YOUR INSTRUCTIONS: Extract every line where the string "Gentekx" appears.

Start DATA SHOWN

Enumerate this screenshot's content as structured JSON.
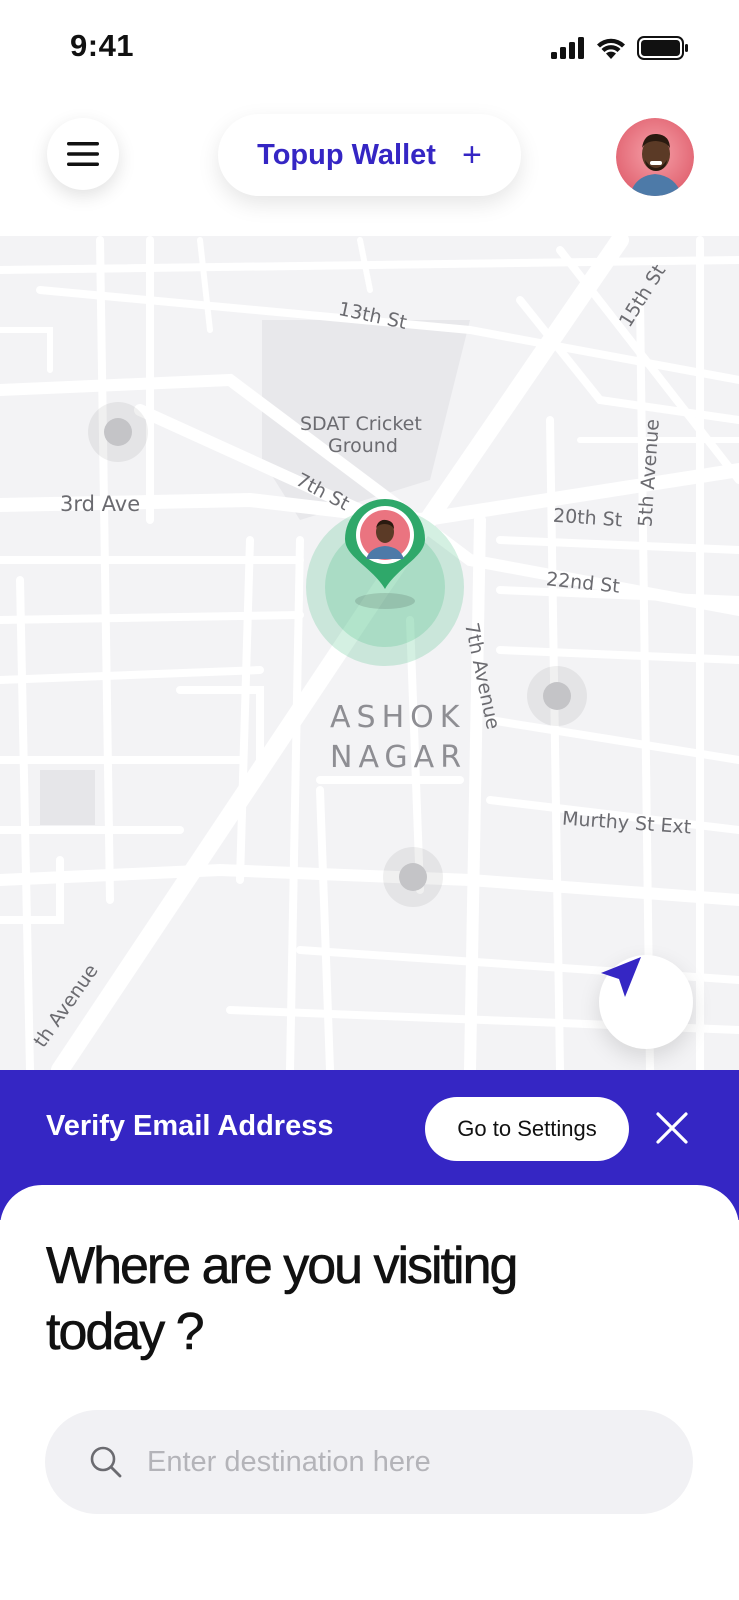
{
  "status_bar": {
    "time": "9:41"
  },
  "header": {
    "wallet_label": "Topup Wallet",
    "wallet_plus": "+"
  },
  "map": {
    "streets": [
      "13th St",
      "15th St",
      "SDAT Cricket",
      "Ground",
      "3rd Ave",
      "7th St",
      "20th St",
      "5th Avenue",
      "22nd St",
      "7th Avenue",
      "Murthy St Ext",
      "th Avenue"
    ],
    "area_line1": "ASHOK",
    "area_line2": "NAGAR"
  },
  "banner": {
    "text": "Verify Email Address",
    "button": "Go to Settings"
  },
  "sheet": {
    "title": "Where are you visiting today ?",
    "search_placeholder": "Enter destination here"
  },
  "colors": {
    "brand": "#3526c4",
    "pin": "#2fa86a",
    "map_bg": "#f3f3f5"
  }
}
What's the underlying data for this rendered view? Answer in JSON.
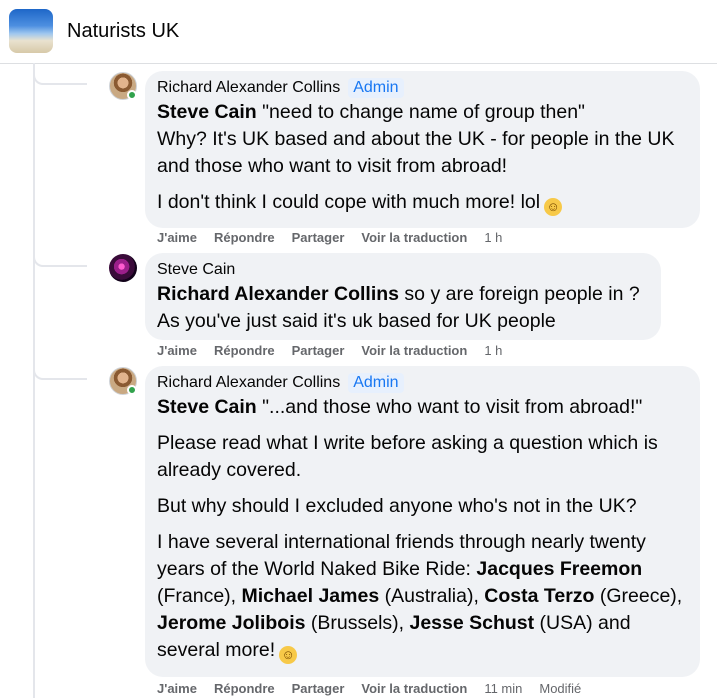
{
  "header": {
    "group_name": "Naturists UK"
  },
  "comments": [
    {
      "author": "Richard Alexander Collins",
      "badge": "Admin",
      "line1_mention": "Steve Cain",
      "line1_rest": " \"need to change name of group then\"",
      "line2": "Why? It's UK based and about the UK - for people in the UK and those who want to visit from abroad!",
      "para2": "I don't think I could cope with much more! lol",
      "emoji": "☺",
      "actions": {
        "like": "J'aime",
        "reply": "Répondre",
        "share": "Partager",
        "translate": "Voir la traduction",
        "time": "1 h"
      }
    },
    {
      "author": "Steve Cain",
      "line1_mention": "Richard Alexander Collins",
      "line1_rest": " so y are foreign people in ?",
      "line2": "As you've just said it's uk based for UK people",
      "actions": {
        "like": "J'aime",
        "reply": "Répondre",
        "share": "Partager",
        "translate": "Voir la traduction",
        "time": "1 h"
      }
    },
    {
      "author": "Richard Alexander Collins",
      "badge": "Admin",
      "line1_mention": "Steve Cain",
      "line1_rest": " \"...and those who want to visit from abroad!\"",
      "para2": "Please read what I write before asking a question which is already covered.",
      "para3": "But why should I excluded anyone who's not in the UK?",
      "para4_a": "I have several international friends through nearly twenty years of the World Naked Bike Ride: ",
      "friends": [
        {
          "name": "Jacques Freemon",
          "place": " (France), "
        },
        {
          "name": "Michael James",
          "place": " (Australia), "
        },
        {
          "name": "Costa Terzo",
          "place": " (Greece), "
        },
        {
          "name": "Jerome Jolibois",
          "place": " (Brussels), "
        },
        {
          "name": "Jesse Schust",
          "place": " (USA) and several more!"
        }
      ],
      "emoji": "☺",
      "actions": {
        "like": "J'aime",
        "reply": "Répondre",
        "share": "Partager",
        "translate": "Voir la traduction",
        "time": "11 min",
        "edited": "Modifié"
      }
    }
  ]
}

End DATA SHOWN
Start DATA SHOWN

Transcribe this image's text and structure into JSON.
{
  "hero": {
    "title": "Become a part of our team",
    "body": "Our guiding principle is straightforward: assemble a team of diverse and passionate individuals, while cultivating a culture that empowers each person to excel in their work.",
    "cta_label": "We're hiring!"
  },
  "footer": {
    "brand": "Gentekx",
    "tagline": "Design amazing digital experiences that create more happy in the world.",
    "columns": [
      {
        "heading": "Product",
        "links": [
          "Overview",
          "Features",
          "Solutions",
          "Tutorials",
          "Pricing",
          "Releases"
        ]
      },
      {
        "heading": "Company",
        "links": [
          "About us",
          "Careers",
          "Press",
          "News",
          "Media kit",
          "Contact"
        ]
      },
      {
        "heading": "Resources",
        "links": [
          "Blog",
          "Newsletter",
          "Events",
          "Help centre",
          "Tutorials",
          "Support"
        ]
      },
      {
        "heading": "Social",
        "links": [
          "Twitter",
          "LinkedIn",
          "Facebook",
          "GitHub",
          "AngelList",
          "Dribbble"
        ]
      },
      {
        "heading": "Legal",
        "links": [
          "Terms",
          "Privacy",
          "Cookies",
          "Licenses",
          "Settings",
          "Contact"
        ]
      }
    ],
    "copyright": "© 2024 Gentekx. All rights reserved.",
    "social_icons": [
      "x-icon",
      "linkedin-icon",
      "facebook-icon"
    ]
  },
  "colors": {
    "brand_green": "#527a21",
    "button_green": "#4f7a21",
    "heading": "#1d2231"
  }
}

End DATA SHOWN
Start DATA SHOWN

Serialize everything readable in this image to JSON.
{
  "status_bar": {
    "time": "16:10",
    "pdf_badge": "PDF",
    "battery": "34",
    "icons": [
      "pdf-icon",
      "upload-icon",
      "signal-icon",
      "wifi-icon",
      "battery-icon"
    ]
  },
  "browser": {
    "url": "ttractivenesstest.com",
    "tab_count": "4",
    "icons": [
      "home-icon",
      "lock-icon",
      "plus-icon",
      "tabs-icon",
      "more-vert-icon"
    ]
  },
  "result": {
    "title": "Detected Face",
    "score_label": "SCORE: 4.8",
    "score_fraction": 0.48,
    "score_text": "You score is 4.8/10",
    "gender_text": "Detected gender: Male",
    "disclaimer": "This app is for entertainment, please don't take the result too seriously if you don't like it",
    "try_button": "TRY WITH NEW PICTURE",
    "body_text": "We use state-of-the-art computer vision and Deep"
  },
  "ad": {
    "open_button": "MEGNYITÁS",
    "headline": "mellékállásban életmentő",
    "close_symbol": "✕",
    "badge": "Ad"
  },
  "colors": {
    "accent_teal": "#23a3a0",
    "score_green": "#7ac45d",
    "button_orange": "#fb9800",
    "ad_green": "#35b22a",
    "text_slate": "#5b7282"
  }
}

End DATA SHOWN

FINISHED ANSWER:
    "brand": "Gentekx",
    "copyright": "© 2024 Gentekx. All rights reserved.",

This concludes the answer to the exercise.